1.) Criminological - deviance is a crime 2.) Normative - violation of a social norm 3.) Social constructionist - socially constructed (depends what environment you are in)
Why is the idea of context dependency so important for the social constructionist theory of deviance?
Depending where you are can decide whether the act is deviant or not. Ex. - murdering someone or killing them in a war. Ex. 2 - baby out the window
What has Howard Becker to say?
Acts are considered to be deviant if people respond to it negatively and define it as deviance. The same acts are considered deviant in some contexts and not in others, because people respond differently.
What are Becker's main points about learning how to smoke marijuana?
Ideas organize the experience, not the other way around. All of these techniques are learned, which means they're social no natural.
Key points of Erikson's analysis in Wayward Puritans :
is a functionalist analysis of deviance --> isn't necessarily bad, rather, it fulfills important functions for society. Deviant whose activities have moved outside the boundaries of group distinguishing "we" good and "they" bad (boundary violating)
Durkheim had 3 larger goals in his study of suicide :
1.) Sociology is a science 2.) Social facts are real 3.) suicide is a problem of solidarity
Social facts are :
a.) external to the individual=social fact is not a characteristic of an individual, but a characteristic of society. b.) coercive over the individual=regardless of people's individual states, feelings, ideas, social facts direct behavior. marriage-social pressure, religion.
Gerson describes the dilemmas of involved fatherhood as :
stemming from social ideas about what type of behavior is appropriate for fathers. EX - very influential norm that men are supposed to work full-time and provide, mothers watch children, some men blame this on why they do not spend time with family.
What does Durkheim mean when he talks about the "coercive power" of social facts?
that people feel both obligated to follow these rules, and that people's individual internal lives aren't what determine how society works.
What holds traditional societies/groups together?
by mechanical solidarity --- people are connected to each other because they do the same things (traditional/agricultural setting everyone works on farms)
What holds Modern societies/groups together?
by organic solidarity --- people do different things, but need each other to fulfill their needs (bankers need farmers so they can eat).

Dataset entries:
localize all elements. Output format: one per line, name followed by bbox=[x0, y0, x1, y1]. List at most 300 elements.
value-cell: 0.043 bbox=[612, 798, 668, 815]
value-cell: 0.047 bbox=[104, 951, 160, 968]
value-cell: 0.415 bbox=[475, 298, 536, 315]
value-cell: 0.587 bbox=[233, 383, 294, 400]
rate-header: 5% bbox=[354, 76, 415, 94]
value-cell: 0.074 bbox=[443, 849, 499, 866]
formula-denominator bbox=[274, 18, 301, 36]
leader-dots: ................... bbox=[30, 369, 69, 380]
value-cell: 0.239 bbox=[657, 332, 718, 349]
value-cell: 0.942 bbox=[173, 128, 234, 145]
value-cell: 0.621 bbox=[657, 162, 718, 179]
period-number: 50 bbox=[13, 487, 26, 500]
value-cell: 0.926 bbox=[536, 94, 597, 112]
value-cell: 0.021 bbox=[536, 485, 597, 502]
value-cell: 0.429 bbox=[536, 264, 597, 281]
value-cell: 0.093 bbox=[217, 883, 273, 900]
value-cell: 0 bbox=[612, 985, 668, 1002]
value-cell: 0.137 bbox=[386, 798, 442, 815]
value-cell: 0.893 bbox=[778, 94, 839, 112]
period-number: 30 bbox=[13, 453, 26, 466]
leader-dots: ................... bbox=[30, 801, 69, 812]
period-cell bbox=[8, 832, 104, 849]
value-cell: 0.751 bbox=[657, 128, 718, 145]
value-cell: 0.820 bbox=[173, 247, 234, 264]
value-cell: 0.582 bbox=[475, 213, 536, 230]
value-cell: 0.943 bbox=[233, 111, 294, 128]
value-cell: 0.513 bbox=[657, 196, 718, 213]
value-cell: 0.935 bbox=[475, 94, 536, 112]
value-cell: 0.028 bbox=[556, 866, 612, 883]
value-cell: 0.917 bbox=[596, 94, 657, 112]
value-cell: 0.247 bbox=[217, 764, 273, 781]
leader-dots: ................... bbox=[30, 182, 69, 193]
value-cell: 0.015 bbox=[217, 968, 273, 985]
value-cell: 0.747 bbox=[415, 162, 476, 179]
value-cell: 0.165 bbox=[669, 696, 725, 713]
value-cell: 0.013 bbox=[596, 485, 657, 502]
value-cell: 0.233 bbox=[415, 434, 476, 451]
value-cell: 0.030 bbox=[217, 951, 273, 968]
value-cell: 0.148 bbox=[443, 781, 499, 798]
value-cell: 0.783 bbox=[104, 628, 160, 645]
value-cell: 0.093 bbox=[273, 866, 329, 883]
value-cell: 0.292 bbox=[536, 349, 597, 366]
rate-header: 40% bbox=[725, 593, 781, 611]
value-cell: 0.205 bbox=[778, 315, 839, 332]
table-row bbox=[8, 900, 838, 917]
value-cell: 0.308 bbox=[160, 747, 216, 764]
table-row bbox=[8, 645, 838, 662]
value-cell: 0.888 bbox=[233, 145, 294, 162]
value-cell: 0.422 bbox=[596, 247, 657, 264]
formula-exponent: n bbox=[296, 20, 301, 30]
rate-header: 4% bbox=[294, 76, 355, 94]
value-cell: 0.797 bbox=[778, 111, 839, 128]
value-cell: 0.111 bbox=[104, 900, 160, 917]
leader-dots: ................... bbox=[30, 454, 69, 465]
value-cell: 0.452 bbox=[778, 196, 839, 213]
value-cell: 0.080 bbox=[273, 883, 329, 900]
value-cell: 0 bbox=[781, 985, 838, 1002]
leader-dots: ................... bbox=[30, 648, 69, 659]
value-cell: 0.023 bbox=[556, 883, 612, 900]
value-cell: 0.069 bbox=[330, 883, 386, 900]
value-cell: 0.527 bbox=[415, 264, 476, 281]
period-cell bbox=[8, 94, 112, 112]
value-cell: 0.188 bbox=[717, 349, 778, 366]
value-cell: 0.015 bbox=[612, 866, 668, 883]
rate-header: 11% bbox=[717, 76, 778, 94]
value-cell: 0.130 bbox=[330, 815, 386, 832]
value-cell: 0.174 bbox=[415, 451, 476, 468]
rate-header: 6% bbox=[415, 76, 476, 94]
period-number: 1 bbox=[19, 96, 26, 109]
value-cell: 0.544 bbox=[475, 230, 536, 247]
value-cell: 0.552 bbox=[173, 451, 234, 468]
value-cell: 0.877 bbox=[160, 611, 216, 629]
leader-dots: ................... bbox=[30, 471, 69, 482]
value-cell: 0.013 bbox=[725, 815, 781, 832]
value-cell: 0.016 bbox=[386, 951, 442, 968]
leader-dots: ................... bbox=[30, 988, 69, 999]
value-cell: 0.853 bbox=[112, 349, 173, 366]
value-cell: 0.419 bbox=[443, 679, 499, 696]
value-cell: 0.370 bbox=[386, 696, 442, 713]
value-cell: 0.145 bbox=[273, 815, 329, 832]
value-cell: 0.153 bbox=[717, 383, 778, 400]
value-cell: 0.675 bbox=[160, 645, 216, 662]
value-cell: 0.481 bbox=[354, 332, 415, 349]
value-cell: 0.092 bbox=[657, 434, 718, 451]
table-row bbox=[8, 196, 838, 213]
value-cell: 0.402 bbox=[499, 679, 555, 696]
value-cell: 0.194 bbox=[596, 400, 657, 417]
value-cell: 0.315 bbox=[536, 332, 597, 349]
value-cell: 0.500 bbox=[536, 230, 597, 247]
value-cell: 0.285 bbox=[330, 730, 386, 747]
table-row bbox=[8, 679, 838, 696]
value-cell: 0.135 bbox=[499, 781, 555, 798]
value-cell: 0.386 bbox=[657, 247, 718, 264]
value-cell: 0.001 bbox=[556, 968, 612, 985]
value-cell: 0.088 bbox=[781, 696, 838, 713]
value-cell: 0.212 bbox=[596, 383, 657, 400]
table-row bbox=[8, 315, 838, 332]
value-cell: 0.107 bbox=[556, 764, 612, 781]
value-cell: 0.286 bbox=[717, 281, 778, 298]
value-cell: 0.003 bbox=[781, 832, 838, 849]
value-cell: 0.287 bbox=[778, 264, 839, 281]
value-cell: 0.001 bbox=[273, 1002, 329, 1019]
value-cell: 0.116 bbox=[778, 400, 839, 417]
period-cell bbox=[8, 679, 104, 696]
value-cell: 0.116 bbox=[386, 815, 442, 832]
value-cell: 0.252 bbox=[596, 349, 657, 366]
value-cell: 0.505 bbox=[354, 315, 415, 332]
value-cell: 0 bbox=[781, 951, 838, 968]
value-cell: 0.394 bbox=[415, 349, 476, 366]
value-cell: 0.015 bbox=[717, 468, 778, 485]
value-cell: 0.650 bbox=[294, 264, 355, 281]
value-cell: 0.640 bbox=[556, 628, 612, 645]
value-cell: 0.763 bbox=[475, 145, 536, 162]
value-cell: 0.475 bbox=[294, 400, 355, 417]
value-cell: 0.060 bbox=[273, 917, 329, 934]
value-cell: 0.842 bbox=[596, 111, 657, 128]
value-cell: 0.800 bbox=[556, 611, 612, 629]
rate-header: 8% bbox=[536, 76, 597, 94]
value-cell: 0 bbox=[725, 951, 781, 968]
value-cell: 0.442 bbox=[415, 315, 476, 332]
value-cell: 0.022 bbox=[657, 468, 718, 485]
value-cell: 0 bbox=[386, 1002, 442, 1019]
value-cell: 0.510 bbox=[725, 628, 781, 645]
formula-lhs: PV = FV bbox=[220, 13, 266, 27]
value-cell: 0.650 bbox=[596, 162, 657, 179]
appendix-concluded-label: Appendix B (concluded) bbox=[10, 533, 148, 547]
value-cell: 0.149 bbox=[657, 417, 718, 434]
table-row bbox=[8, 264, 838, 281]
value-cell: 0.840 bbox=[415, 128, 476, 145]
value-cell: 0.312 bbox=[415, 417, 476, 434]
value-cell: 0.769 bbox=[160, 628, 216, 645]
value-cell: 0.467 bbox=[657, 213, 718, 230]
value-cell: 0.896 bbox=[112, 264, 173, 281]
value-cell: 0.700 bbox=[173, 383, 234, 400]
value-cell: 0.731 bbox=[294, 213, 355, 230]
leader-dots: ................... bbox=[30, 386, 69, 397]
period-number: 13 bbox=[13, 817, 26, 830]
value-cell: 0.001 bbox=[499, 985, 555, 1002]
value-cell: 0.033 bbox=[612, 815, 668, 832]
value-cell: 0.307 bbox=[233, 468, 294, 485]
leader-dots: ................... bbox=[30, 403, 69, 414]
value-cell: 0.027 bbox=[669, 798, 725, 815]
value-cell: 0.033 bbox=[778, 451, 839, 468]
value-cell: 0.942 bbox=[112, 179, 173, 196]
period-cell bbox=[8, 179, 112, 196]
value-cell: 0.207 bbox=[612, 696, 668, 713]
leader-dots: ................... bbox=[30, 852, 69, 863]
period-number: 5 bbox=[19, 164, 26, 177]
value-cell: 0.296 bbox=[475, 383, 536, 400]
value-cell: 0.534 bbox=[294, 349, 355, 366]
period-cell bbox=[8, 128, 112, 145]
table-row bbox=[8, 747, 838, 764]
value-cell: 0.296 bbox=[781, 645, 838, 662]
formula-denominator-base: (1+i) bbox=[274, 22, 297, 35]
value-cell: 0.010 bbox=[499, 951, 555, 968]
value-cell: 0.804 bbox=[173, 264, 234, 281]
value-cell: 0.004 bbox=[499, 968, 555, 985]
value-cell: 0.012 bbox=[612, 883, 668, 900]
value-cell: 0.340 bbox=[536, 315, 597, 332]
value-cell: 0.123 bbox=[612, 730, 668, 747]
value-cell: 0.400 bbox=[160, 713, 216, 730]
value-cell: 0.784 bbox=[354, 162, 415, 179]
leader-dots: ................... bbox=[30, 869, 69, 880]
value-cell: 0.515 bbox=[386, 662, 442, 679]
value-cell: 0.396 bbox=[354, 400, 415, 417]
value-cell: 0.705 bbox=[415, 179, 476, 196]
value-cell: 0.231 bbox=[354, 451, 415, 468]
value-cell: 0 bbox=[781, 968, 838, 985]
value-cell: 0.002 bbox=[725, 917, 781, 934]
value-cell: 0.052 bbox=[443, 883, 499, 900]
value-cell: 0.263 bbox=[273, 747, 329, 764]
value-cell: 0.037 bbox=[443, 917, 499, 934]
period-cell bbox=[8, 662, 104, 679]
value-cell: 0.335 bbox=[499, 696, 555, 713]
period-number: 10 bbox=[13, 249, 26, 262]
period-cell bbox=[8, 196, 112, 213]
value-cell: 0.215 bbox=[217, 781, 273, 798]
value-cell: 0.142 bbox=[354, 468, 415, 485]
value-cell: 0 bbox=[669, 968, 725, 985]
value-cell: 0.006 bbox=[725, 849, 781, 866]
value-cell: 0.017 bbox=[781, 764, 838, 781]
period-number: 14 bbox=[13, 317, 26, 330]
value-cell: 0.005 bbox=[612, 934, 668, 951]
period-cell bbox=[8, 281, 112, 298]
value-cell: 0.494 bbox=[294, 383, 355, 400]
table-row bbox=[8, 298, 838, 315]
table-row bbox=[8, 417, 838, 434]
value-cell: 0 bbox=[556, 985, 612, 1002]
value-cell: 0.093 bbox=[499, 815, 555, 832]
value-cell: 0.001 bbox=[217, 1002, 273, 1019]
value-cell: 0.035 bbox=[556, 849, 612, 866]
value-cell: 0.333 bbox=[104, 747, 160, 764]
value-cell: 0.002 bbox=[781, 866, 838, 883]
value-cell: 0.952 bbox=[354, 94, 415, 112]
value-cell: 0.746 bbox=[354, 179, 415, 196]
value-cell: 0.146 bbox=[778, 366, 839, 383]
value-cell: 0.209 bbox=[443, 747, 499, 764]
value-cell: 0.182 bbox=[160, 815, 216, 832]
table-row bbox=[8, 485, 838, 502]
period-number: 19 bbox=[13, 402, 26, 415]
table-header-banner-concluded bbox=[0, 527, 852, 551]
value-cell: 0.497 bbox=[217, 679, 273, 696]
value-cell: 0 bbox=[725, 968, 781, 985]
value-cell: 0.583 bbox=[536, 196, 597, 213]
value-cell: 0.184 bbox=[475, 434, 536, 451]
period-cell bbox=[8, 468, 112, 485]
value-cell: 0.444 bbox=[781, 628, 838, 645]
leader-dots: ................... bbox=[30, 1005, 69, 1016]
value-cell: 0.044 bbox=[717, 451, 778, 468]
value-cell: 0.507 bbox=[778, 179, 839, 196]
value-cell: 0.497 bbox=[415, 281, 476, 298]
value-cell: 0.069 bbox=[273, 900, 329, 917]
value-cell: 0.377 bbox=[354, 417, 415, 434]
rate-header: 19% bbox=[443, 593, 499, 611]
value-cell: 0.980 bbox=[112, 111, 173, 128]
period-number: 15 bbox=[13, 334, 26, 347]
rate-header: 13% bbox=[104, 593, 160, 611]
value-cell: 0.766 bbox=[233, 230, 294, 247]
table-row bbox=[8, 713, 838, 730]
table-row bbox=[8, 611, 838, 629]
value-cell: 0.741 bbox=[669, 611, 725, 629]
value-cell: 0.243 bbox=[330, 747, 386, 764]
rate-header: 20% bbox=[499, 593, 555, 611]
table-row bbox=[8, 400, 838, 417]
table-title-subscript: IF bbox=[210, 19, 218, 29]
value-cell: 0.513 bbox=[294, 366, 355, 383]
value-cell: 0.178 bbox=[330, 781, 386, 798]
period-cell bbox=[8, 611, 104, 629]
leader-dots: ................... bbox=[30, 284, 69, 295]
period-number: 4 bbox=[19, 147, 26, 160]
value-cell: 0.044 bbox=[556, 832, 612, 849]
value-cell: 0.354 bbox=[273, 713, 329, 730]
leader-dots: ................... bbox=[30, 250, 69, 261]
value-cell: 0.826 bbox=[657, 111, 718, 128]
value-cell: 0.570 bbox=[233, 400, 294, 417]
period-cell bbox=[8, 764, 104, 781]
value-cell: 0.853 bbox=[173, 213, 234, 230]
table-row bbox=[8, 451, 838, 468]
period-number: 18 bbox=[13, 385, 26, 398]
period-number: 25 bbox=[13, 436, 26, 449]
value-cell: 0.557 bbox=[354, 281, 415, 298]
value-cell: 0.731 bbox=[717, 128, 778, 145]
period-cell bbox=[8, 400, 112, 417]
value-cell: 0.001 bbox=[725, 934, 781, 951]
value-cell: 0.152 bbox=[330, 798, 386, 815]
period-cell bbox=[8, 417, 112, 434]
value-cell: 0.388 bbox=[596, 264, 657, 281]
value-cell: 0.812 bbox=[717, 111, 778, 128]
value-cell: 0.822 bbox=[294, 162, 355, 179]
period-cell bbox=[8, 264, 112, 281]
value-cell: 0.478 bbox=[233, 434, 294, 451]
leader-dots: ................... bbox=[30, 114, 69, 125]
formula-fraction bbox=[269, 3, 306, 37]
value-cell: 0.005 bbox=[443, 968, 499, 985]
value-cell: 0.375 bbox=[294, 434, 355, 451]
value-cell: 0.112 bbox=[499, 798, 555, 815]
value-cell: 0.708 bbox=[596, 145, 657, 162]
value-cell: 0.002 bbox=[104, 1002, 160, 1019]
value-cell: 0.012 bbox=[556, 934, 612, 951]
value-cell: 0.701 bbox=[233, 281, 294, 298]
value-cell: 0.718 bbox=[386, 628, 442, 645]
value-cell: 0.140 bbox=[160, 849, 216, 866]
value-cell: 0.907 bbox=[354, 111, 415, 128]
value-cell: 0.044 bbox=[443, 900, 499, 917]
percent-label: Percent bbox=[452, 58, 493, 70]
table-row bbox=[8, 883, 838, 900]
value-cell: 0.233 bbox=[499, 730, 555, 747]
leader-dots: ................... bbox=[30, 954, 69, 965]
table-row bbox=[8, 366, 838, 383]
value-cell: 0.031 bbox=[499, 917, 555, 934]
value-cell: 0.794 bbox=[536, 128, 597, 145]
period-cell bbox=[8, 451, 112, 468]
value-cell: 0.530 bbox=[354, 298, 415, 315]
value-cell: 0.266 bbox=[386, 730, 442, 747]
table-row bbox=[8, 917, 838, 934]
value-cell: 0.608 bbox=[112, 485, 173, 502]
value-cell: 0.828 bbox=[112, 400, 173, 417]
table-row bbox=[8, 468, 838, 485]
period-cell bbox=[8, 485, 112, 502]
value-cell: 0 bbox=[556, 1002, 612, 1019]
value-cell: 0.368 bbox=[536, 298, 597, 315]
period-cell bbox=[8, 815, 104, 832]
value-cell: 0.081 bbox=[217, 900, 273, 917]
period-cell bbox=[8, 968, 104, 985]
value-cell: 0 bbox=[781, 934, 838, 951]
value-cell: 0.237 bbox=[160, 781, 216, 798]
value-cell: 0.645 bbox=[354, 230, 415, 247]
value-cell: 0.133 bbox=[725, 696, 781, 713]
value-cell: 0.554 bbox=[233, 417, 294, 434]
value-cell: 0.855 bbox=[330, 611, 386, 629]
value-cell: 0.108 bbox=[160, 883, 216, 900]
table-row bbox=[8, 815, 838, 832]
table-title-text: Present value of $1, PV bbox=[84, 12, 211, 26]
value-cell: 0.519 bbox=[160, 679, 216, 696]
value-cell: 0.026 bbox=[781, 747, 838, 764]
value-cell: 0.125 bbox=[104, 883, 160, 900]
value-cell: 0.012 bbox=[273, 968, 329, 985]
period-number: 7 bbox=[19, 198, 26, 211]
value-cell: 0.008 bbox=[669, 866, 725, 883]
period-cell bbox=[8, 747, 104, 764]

### WORK REQUEST 1
According to the notes on the sociology of deviance, what holds traditional societies together?
### WORK REQUEST 2
Carry on the notes on deviance and Durkheim from where they stop.

### REPLY 1
Mechanical solidarity: people are connected because they do the same things.

### REPLY 2
4 types of suicide and what they are:
1.) altruistic - results from over identification with the group. (suicide bombers, widows throw themselves into fire) 2.) anomic - results from lack of order and rules in society (anomie=normlessness) stock market crash, started great depression 3.) egoistic - results from isolation and excessive individuality (senior citizens by themselves)
4.) fatalistic - results from no hope or release from a routine situation, no change (amish)
How would Durkheim respond to someone saying, "You can never have enough freedom,"?
This isn't true. Those with a lot of freedom, those who do and think however they want, tend to have too much freedom leading to despair. People have to have social structure.
What is the main problem with the "unhappiness theory" of suicide?
Durkheim's perspective: focuses on individual internal factors rahter than social and large-scale external factors.
Give examples of ways that the U.S. is stratified. Does it only refer to money?
It does not only refer to money. People are stratified based on education, occupation, cultural capital.
What are self-fulfilling prophecies and what are examples of them?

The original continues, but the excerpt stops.